§ WORK TO DO:
Would you quote the material below in full and unchanged?

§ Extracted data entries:
= = = = = = =

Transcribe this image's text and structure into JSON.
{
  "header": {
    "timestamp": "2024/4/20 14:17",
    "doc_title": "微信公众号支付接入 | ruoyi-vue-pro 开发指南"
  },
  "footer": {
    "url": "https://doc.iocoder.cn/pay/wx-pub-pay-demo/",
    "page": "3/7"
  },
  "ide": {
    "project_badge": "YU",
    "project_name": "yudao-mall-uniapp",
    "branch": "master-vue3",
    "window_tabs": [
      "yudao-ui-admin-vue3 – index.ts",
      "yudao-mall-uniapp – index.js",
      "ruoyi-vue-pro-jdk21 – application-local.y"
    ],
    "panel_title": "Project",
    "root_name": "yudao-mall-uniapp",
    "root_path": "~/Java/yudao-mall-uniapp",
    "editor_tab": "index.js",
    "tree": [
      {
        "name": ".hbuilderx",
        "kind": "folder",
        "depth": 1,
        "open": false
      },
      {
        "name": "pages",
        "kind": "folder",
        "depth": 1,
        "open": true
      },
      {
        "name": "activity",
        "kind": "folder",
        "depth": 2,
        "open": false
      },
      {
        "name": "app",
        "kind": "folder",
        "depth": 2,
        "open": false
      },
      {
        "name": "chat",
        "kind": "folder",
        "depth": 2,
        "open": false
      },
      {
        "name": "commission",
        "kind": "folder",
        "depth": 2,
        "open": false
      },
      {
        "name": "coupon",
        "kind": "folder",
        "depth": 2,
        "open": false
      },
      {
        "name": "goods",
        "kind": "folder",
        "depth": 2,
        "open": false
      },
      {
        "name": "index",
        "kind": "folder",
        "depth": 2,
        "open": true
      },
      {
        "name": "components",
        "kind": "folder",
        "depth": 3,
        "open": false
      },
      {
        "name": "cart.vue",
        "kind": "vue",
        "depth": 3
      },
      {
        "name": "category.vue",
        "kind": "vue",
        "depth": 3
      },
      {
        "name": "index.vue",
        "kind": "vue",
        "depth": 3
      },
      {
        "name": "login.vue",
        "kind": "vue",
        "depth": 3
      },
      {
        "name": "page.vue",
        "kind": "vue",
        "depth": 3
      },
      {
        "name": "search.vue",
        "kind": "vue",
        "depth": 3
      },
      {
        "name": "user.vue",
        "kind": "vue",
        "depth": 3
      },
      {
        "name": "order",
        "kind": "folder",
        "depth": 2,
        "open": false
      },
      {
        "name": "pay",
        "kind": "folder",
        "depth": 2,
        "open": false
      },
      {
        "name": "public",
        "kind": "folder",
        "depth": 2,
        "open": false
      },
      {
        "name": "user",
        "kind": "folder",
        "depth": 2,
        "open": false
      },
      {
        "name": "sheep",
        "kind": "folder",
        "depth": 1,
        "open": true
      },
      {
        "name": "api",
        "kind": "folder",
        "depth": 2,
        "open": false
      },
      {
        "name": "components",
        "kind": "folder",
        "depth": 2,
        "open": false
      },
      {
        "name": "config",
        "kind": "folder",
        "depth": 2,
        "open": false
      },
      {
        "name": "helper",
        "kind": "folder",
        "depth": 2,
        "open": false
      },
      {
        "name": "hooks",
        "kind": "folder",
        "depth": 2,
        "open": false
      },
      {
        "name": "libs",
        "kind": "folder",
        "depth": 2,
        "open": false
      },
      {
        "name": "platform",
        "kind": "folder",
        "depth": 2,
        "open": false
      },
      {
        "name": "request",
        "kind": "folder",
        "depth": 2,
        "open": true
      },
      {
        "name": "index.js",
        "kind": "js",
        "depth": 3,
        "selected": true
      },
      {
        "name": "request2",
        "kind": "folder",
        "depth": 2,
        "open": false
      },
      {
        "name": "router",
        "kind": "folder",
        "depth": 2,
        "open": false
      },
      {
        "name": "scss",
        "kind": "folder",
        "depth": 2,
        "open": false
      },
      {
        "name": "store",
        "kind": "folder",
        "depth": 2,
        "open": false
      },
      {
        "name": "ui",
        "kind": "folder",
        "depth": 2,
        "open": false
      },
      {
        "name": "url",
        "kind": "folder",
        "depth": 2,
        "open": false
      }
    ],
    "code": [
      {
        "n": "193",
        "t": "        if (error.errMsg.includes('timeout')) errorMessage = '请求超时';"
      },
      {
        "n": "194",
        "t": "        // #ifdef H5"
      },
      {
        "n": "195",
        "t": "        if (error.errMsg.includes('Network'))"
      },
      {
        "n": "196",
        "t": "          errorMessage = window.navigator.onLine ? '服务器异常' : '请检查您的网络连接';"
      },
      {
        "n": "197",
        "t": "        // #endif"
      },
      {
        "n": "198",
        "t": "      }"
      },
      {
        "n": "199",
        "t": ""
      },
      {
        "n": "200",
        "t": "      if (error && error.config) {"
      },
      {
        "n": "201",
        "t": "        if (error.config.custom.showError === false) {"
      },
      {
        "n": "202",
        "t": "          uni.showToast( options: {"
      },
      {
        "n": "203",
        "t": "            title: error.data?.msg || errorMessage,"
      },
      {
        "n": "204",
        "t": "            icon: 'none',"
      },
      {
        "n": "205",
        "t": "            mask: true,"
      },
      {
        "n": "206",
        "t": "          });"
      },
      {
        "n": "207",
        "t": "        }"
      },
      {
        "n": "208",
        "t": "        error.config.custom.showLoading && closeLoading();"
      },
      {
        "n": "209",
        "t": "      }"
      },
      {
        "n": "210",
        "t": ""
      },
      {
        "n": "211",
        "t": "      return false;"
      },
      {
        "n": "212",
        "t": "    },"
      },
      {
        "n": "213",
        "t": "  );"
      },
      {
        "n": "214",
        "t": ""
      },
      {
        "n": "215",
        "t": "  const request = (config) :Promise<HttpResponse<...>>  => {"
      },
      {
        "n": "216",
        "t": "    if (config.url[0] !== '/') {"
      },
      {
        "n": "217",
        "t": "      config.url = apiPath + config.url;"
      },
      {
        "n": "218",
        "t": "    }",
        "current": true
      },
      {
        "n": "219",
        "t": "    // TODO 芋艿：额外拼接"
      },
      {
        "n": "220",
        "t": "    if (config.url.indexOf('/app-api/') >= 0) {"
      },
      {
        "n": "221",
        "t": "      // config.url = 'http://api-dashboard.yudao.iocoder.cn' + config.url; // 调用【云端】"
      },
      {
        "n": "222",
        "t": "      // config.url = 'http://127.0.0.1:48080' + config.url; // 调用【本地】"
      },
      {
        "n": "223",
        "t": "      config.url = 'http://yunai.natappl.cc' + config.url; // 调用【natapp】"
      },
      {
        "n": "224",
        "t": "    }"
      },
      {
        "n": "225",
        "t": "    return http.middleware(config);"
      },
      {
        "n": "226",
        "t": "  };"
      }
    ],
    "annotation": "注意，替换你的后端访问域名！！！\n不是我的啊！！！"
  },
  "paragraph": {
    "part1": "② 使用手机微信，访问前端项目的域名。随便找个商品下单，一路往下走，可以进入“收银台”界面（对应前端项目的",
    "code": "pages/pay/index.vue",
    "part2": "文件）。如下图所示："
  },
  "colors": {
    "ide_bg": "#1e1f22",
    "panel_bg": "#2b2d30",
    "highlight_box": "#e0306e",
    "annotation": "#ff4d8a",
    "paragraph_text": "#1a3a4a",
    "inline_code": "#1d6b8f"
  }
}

= = = = = = =

§ FINISHED TASK:
Transcribe this image's text and structure into JSON.
{
  "header": {
    "timestamp": "2024/4/20 14:17",
    "doc_title": "微信公众号支付接入 | ruoyi-vue-pro 开发指南"
  },
  "footer": {
    "url": "https://doc.iocoder.cn/pay/wx-pub-pay-demo/",
    "page": "3/7"
  },
  "ide": {
    "project_badge": "YU",
    "project_name": "yudao-mall-uniapp",
    "branch": "master-vue3",
    "window_tabs": [
      "yudao-ui-admin-vue3 – index.ts",
      "yudao-mall-uniapp – index.js",
      "ruoyi-vue-pro-jdk21 – application-local.y"
    ],
    "panel_title": "Project",
    "root_name": "yudao-mall-uniapp",
    "root_path": "~/Java/yudao-mall-uniapp",
    "editor_tab": "index.js",
    "tree": [
      {
        "name": ".hbuilderx",
        "kind": "folder",
        "depth": 1,
        "open": false
      },
      {
        "name": "pages",
        "kind": "folder",
        "depth": 1,
        "open": true
      },
      {
        "name": "activity",
        "kind": "folder",
        "depth": 2,
        "open": false
      },
      {
        "name": "app",
        "kind": "folder",
        "depth": 2,
        "open": false
      },
      {
        "name": "chat",
        "kind": "folder",
        "depth": 2,
        "open": false
      },
      {
        "name": "commission",
        "kind": "folder",
        "depth": 2,
        "open": false
      },
      {
        "name": "coupon",
        "kind": "folder",
        "depth": 2,
        "open": false
      },
      {
        "name": "goods",
        "kind": "folder",
        "depth": 2,
        "open": false
      },
      {
        "name": "index",
        "kind": "folder",
        "depth": 2,
        "open": true
      },
      {
        "name": "components",
        "kind": "folder",
        "depth": 3,
        "open": false
      },
      {
        "name": "cart.vue",
        "kind": "vue",
        "depth": 3
      },
      {
        "name": "category.vue",
        "kind": "vue",
        "depth": 3
      },
      {
        "name": "index.vue",
        "kind": "vue",
        "depth": 3
      },
      {
        "name": "login.vue",
        "kind": "vue",
        "depth": 3
      },
      {
        "name": "page.vue",
        "kind": "vue",
        "depth": 3
      },
      {
        "name": "search.vue",
        "kind": "vue",
        "depth": 3
      },
      {
        "name": "user.vue",
        "kind": "vue",
        "depth": 3
      },
      {
        "name": "order",
        "kind": "folder",
        "depth": 2,
        "open": false
      },
      {
        "name": "pay",
        "kind": "folder",
        "depth": 2,
        "open": false
      },
      {
        "name": "public",
        "kind": "folder",
        "depth": 2,
        "open": false
      },
      {
        "name": "user",
        "kind": "folder",
        "depth": 2,
        "open": false
      },
      {
        "name": "sheep",
        "kind": "folder",
        "depth": 1,
        "open": true
      },
      {
        "name": "api",
        "kind": "folder",
        "depth": 2,
        "open": false
      },
      {
        "name": "components",
        "kind": "folder",
        "depth": 2,
        "open": false
      },
      {
        "name": "config",
        "kind": "folder",
        "depth": 2,
        "open": false
      },
      {
        "name": "helper",
        "kind": "folder",
        "depth": 2,
        "open": false
      },
      {
        "name": "hooks",
        "kind": "folder",
        "depth": 2,
        "open": false
      },
      {
        "name": "libs",
        "kind": "folder",
        "depth": 2,
        "open": false
      },
      {
        "name": "platform",
        "kind": "folder",
        "depth": 2,
        "open": false
      },
      {
        "name": "request",
        "kind": "folder",
        "depth": 2,
        "open": true
      },
      {
        "name": "index.js",
        "kind": "js",
        "depth": 3,
        "selected": true
      },
      {
        "name": "request2",
        "kind": "folder",
        "depth": 2,
        "open": false
      },
      {
        "name": "router",
        "kind": "folder",
        "depth": 2,
        "open": false
      },
      {
        "name": "scss",
        "kind": "folder",
        "depth": 2,
        "open": false
      },
      {
        "name": "store",
        "kind": "folder",
        "depth": 2,
        "open": false
      },
      {
        "name": "ui",
        "kind": "folder",
        "depth": 2,
        "open": false
      },
      {
        "name": "url",
        "kind": "folder",
        "depth": 2,
        "open": false
      }
    ],
    "code": [
      {
        "n": "193",
        "t": "        if (error.errMsg.includes('timeout')) errorMessage = '请求超时';"
      },
      {
        "n": "194",
        "t": "        // #ifdef H5"
      },
      {
        "n": "195",
        "t": "        if (error.errMsg.includes('Network'))"
      },
      {
        "n": "196",
        "t": "          errorMessage = window.navigator.onLine ? '服务器异常' : '请检查您的网络连接';"
      },
      {
        "n": "197",
        "t": "        // #endif"
      },
      {
        "n": "198",
        "t": "      }"
      },
      {
        "n": "199",
        "t": ""
      },
      {
        "n": "200",
        "t": "      if (error && error.config) {"
      },
      {
        "n": "201",
        "t": "        if (error.config.custom.showError === false) {"
      },
      {
        "n": "202",
        "t": "          uni.showToast( options: {"
      },
      {
        "n": "203",
        "t": "            title: error.data?.msg || errorMessage,"
      },
      {
        "n": "204",
        "t": "            icon: 'none',"
      },
      {
        "n": "205",
        "t": "            mask: true,"
      },
      {
        "n": "206",
        "t": "          });"
      },
      {
        "n": "207",
        "t": "        }"
      },
      {
        "n": "208",
        "t": "        error.config.custom.showLoading && closeLoading();"
      },
      {
        "n": "209",
        "t": "      }"
      },
      {
        "n": "210",
        "t": ""
      },
      {
        "n": "211",
        "t": "      return false;"
      },
      {
        "n": "212",
        "t": "    },"
      },
      {
        "n": "213",
        "t": "  );"
      },
      {
        "n": "214",
        "t": ""
      },
      {
        "n": "215",
        "t": "  const request = (config) :Promise<HttpResponse<...>>  => {"
      },
      {
        "n": "216",
        "t": "    if (config.url[0] !== '/') {"
      },
      {
        "n": "217",
        "t": "      config.url = apiPath + config.url;"
      },
      {
        "n": "218",
        "t": "    }",
        "current": true
      },
      {
        "n": "219",
        "t": "    // TODO 芋艿：额外拼接"
      },
      {
        "n": "220",
        "t": "    if (config.url.indexOf('/app-api/') >= 0) {"
      },
      {
        "n": "221",
        "t": "      // config.url = 'http://api-dashboard.yudao.iocoder.cn' + config.url; // 调用【云端】"
      },
      {
        "n": "222",
        "t": "      // config.url = 'http://127.0.0.1:48080' + config.url; // 调用【本地】"
      },
      {
        "n": "223",
        "t": "      config.url = 'http://yunai.natappl.cc' + config.url; // 调用【natapp】"
      },
      {
        "n": "224",
        "t": "    }"
      },
      {
        "n": "225",
        "t": "    return http.middleware(config);"
      },
      {
        "n": "226",
        "t": "  };"
      }
    ],
    "annotation": "注意，替换你的后端访问域名！！！\n不是我的啊！！！"
  },
  "paragraph": {
    "part1": "② 使用手机微信，访问前端项目的域名。随便找个商品下单，一路往下走，可以进入“收银台”界面（对应前端项目的",
    "code": "pages/pay/index.vue",
    "part2": "文件）。如下图所示："
  },
  "colors": {
    "ide_bg": "#1e1f22",
    "panel_bg": "#2b2d30",
    "highlight_box": "#e0306e",
    "annotation": "#ff4d8a",
    "paragraph_text": "#1a3a4a",
    "inline_code": "#1d6b8f"
  }
}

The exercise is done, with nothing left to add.